- WRITTEN REQUEST -
Please write out, unchanged, every line of the records below from the one containing "- checkbox[interactable]: [412, 218, 424, 228]" down to the one containing "- option-label: 再出力設定", with both of those lines included.

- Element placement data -
------------------------------------------------

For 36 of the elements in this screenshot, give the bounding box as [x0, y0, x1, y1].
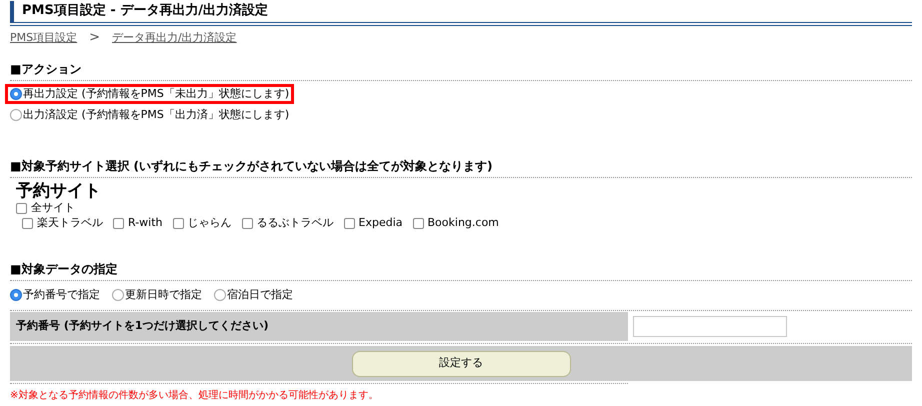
- checkbox[interactable]: [412, 218, 424, 228]
- breadcrumb-link[interactable]: PMS項目設定: [10, 30, 78, 46]
- checkbox[interactable]: [242, 218, 253, 228]
- radio-button[interactable]: [10, 289, 22, 301]
- warning-note: ※対象となる予約情報の件数が多い場合、処理に時間がかかる可能性があります。: [10, 388, 378, 403]
- checkbox[interactable]: [344, 218, 355, 228]
- option-label: Expedia: [358, 214, 403, 231]
- section-heading: ■対象データの指定: [10, 261, 118, 278]
- option-label: Booking.com: [428, 214, 499, 231]
- option-label: 更新日時で指定: [125, 286, 202, 303]
- group-title: 予約サイト: [16, 181, 101, 201]
- option-label: 出力済設定 (予約情報をPMS「出力済」状態にします): [23, 106, 290, 123]
- option-label: 予約番号で指定: [23, 286, 100, 303]
- option-label: 全サイト: [31, 200, 75, 216]
- page-title: PMS項目設定 - データ再出力/出力済設定: [22, 2, 268, 20]
- reservation-number-field[interactable]: [633, 316, 787, 337]
- option-label: 宿泊日で指定: [227, 286, 293, 303]
- checkbox[interactable]: [16, 202, 27, 214]
- option-label: じゃらん: [188, 214, 232, 231]
- section-heading: ■アクション: [10, 61, 82, 78]
- option-label: R-with: [128, 214, 163, 231]
- radio-button[interactable]: [112, 289, 124, 301]
- checkbox[interactable]: [172, 218, 184, 228]
- radio-button[interactable]: [214, 289, 226, 301]
- option-label: るるぶトラベル: [256, 214, 334, 231]
- checkbox[interactable]: [22, 218, 33, 228]
- submit-button[interactable]: 設定する: [352, 350, 570, 376]
- field-label: 予約番号 (予約サイトを1つだけ選択してください): [16, 318, 269, 334]
- option-label: 再出力設定 (予約情報をPMS「未出力」状態にします): [23, 86, 290, 102]
- breadcrumb-separator: >: [89, 29, 100, 48]
- radio-button[interactable]: [10, 109, 22, 121]
- checkbox[interactable]: [113, 218, 124, 228]
- breadcrumb-link[interactable]: データ再出力/出力済設定: [112, 30, 237, 46]
- section-heading: ■対象予約サイト選択 (いずれにもチェックがされていない場合は全てが対象となります): [10, 158, 492, 175]
- option-label: 楽天トラベル: [37, 214, 103, 231]
- radio-button[interactable]: [10, 88, 22, 100]
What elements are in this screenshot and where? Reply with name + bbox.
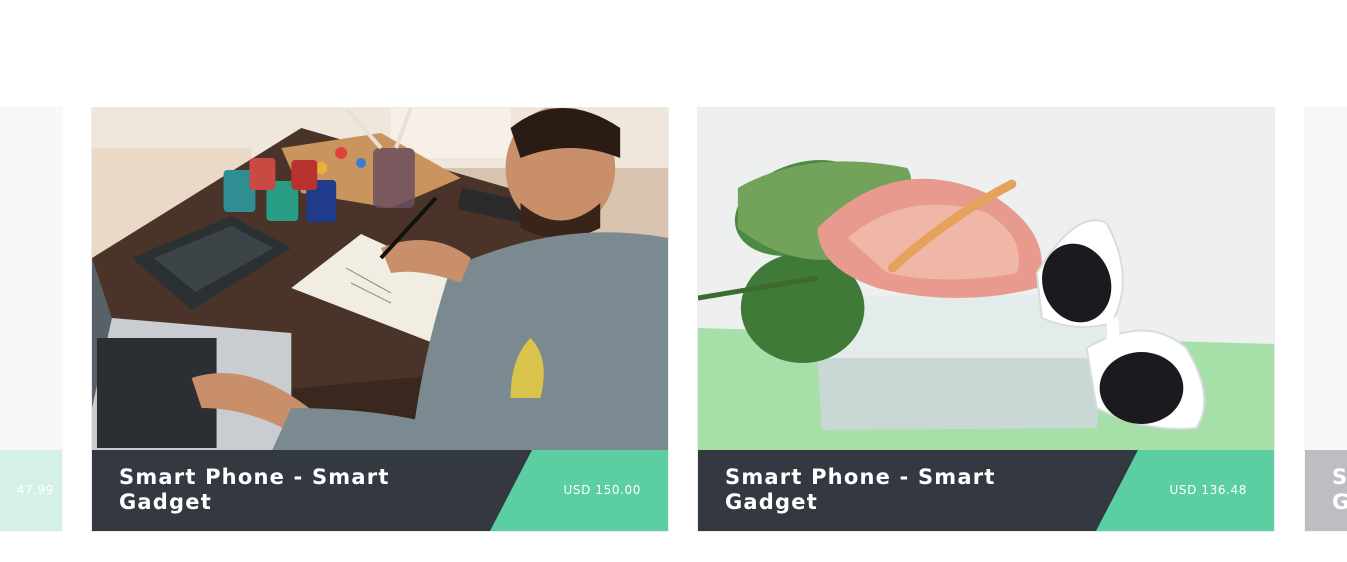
product-image-flower[interactable] [698,108,1274,452]
product-card-partial-left[interactable]: 47.99 [0,107,63,532]
product-price: USD 136.48 [1169,483,1247,497]
product-title[interactable]: Smart Phone - Smart Gadget [119,465,449,515]
product-footer: Smart Phone - Smart Gadget USD 150.00 [92,450,668,531]
product-image[interactable] [1305,108,1347,452]
product-image[interactable] [0,108,62,452]
product-title[interactable]: Smart Phone - Smart Gadget [725,465,1055,515]
product-card[interactable]: Smart Phone - Smart Gadget USD 136.48 [697,107,1275,532]
product-card[interactable]: Smart Phone - Smart Gadget USD 150.00 [91,107,669,532]
product-price: 47.99 [16,483,54,497]
product-footer: 47.99 [0,450,62,531]
product-footer: Smart Phone - Smart Gadget USD 136.48 [698,450,1274,531]
product-price: USD 150.00 [563,483,641,497]
product-carousel: 47.99 Smart Phone - Smart Gadget USD 150… [0,0,1347,562]
product-footer: S G [1305,450,1347,531]
product-title[interactable]: S G [1332,465,1347,515]
product-image-artist[interactable] [92,108,668,452]
product-card-partial-right[interactable]: S G [1304,107,1347,532]
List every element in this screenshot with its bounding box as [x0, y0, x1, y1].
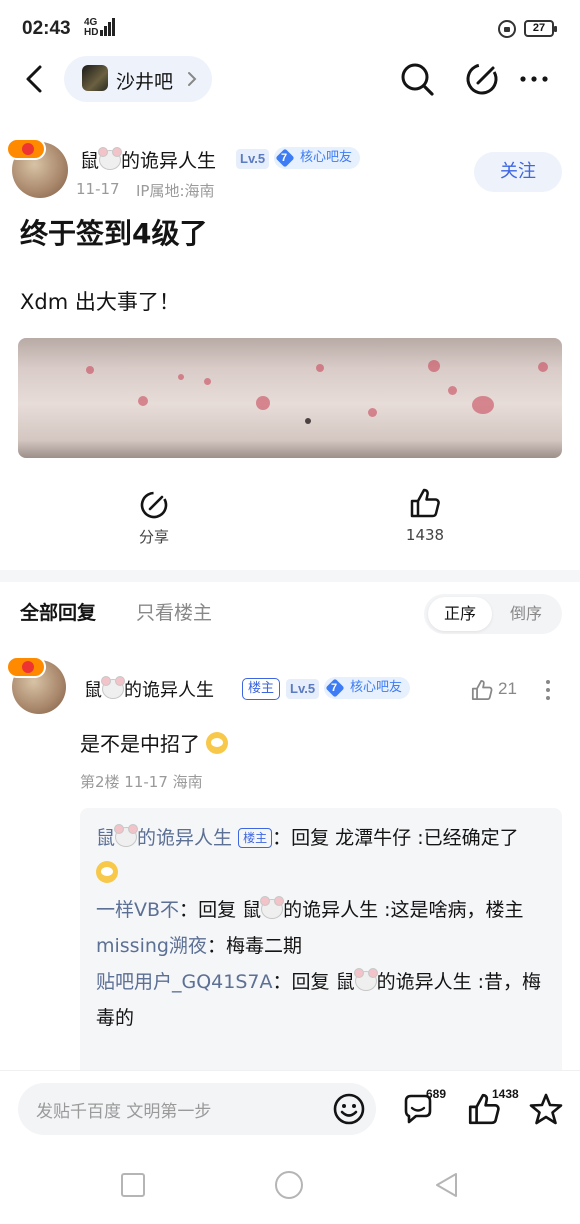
core-label: 核心吧友 — [300, 150, 353, 165]
sub-reply: 鼠的诡异人生 楼主 ：回复 龙潭牛仔 :已经确定了 — [96, 820, 546, 892]
back-arrow-icon[interactable] — [20, 62, 50, 96]
host-tag: 楼主 — [238, 828, 273, 848]
reply-core-badge: 7 核心吧友 — [324, 677, 411, 699]
author-name-part2: 的诡异人生 — [121, 150, 217, 172]
order-toggle: 正序 倒序 — [424, 594, 562, 634]
mouse-emoji-icon — [114, 824, 139, 847]
battery-indicator: 27 — [524, 20, 557, 37]
host-tag: 楼主 — [242, 678, 281, 700]
hd-indicator: HD — [84, 27, 99, 38]
reply-meta: 第2楼 11-17 海南 — [80, 773, 203, 791]
sub-reply-text: 回复 鼠 — [198, 899, 262, 921]
sub-reply-text-cont: 的诡异人生 :这是啥病，楼主 — [283, 899, 524, 921]
core-member-badge: 7 核心吧友 — [274, 147, 361, 169]
share-icon — [140, 491, 168, 519]
star-icon[interactable] — [528, 1091, 564, 1127]
avatar-badge-icon — [6, 656, 46, 678]
order-asc-button[interactable]: 正序 — [428, 597, 492, 631]
author-avatar[interactable] — [6, 138, 68, 198]
comment-count: 689 — [426, 1087, 447, 1101]
reply-author-part2: 的诡异人生 — [124, 680, 214, 701]
sub-reply-text: 回复 鼠 — [291, 971, 355, 993]
reply-avatar[interactable] — [6, 656, 66, 714]
mouse-emoji-icon — [353, 968, 378, 991]
edit-icon[interactable] — [463, 60, 501, 98]
forum-icon — [82, 65, 108, 91]
sub-reply-text: 回复 龙潭牛仔 :已经确定了 — [291, 827, 519, 849]
author-name[interactable]: 鼠的诡异人生 — [80, 146, 216, 173]
forum-link[interactable]: 沙井吧 — [64, 56, 212, 102]
reply-more-icon[interactable] — [540, 678, 556, 702]
share-label: 分享 — [138, 528, 169, 546]
author-name-part1: 鼠 — [80, 150, 100, 172]
compose-placeholder: 发贴千百度 文明第一步 — [36, 1102, 212, 1122]
recents-square-icon[interactable] — [120, 1172, 146, 1198]
sub-reply-author[interactable]: 鼠的诡异人生 — [96, 824, 232, 849]
share-button[interactable]: 分享 — [126, 490, 182, 547]
level-badge: Lv.5 — [236, 149, 270, 169]
reply-author-part1: 鼠 — [84, 680, 102, 701]
reply-text: 是不是中招了 — [80, 728, 229, 757]
mouse-emoji-icon — [101, 676, 125, 699]
section-divider — [0, 570, 580, 582]
sub-reply-author[interactable]: missing溯夜 — [96, 935, 207, 957]
back-triangle-icon[interactable] — [434, 1172, 460, 1198]
system-nav-bar — [0, 1150, 580, 1224]
post-actions: 分享 1438 — [0, 482, 580, 552]
mouse-emoji-icon — [98, 147, 123, 170]
core-level-number: 7 — [281, 152, 288, 164]
signal-indicator: 4G HD — [84, 18, 98, 38]
core-label: 核心吧友 — [350, 680, 403, 695]
post-title: 终于签到4级了 — [20, 217, 208, 250]
sub-reply-author[interactable]: 一样VB不 — [96, 899, 179, 921]
search-icon[interactable] — [398, 60, 436, 98]
core-level-number: 7 — [331, 682, 338, 694]
sub-reply: 一样VB不：回复 鼠的诡异人生 :这是啥病，楼主 — [96, 896, 524, 921]
post-image[interactable] — [18, 338, 562, 458]
reply-author-name[interactable]: 鼠 的诡异人生 — [84, 676, 214, 702]
follow-button[interactable]: 关注 — [474, 152, 562, 192]
status-time: 02:43 — [22, 18, 71, 39]
tab-all-replies[interactable]: 全部回复 — [20, 598, 96, 625]
more-icon[interactable] — [515, 60, 553, 98]
sub-reply-text: 梅毒二期 — [225, 935, 302, 957]
post-date: 11-17 — [76, 180, 120, 198]
reply-like-button[interactable]: 21 — [470, 678, 520, 702]
reply-like-count: 21 — [498, 679, 517, 698]
sub-reply: 贴吧用户_GQ41S7A：回复 鼠的诡异人生 :昔，梅毒的 — [96, 968, 542, 1029]
post-body: Xdm 出大事了！ — [20, 290, 180, 314]
chevron-right-icon — [188, 72, 197, 86]
tab-host-only[interactable]: 只看楼主 — [136, 598, 212, 625]
shocked-emoji-icon — [96, 861, 118, 883]
thumbs-up-icon — [410, 488, 440, 518]
mouse-emoji-icon — [260, 896, 285, 919]
sub-replies[interactable]: 鼠的诡异人生 楼主 ：回复 龙潭牛仔 :已经确定了 一样VB不：回复 鼠的诡异人生… — [80, 808, 562, 1078]
avatar-badge-icon — [6, 138, 46, 160]
home-circle-icon[interactable] — [274, 1170, 304, 1200]
like-button[interactable]: 1438 — [392, 486, 458, 544]
signal-bars-icon — [100, 18, 115, 36]
bottom-like-count: 1438 — [492, 1087, 519, 1101]
emoji-face-icon[interactable] — [332, 1092, 366, 1126]
reply-text-content: 是不是中招了 — [80, 732, 200, 756]
order-desc-button[interactable]: 倒序 — [494, 597, 558, 631]
like-count: 1438 — [405, 526, 445, 544]
status-bar: 02:43 4G HD 27 — [0, 0, 580, 58]
compose-input[interactable]: 发贴千百度 文明第一步 — [18, 1083, 376, 1135]
rotation-lock-icon — [498, 20, 516, 38]
forum-name: 沙井吧 — [116, 71, 174, 93]
sub-reply: missing溯夜：梅毒二期 — [96, 935, 302, 957]
post-ip: IP属地:海南 — [136, 182, 215, 200]
thumbs-up-icon — [471, 679, 493, 701]
top-nav: 沙井吧 — [0, 56, 580, 102]
reply-level-badge: Lv.5 — [286, 679, 320, 699]
bottom-bar: 发贴千百度 文明第一步 689 1438 — [0, 1070, 580, 1150]
sub-reply-author[interactable]: 贴吧用户_GQ41S7A — [96, 971, 273, 993]
shocked-emoji-icon — [206, 732, 229, 754]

------------------------------------------------

- EXERCISE SOLUTION -
- checkbox[interactable]: [412, 218, 424, 228]
- breadcrumb-link[interactable]: PMS項目設定: [10, 30, 78, 46]
- checkbox[interactable]: [242, 218, 253, 228]
- radio-button[interactable]: [10, 289, 22, 301]
- warning-note: ※対象となる予約情報の件数が多い場合、処理に時間がかかる可能性があります。: [10, 388, 378, 403]
- checkbox[interactable]: [344, 218, 355, 228]
- option-label: Expedia: [358, 214, 403, 231]
- section-heading: ■対象データの指定: [10, 261, 118, 278]
- option-label: Booking.com: [428, 214, 499, 231]
- option-label: 更新日時で指定: [125, 286, 202, 303]
- group-title: 予約サイト: [16, 181, 101, 201]
- option-label: 出力済設定 (予約情報をPMS「出力済」状態にします): [23, 106, 290, 123]
- option-label: 予約番号で指定: [23, 286, 100, 303]
- option-label: 全サイト: [31, 200, 75, 216]
- page-title: PMS項目設定 - データ再出力/出力済設定: [22, 2, 268, 20]
- reservation-number-field[interactable]: [633, 316, 787, 337]
- option-label: 宿泊日で指定: [227, 286, 293, 303]
- checkbox[interactable]: [16, 202, 27, 214]
- option-label: じゃらん: [188, 214, 232, 231]
- section-heading: ■アクション: [10, 61, 82, 78]
- option-label: R-with: [128, 214, 163, 231]
- radio-button[interactable]: [112, 289, 124, 301]
- checkbox[interactable]: [172, 218, 184, 228]
- radio-button[interactable]: [214, 289, 226, 301]
- option-label: るるぶトラベル: [256, 214, 334, 231]
- checkbox[interactable]: [22, 218, 33, 228]
- submit-button[interactable]: 設定する: [352, 350, 570, 376]
- field-label: 予約番号 (予約サイトを1つだけ選択してください): [16, 318, 269, 334]
- option-label: 再出力設定 (予約情報をPMS「未出力」状態にします): [23, 86, 290, 102]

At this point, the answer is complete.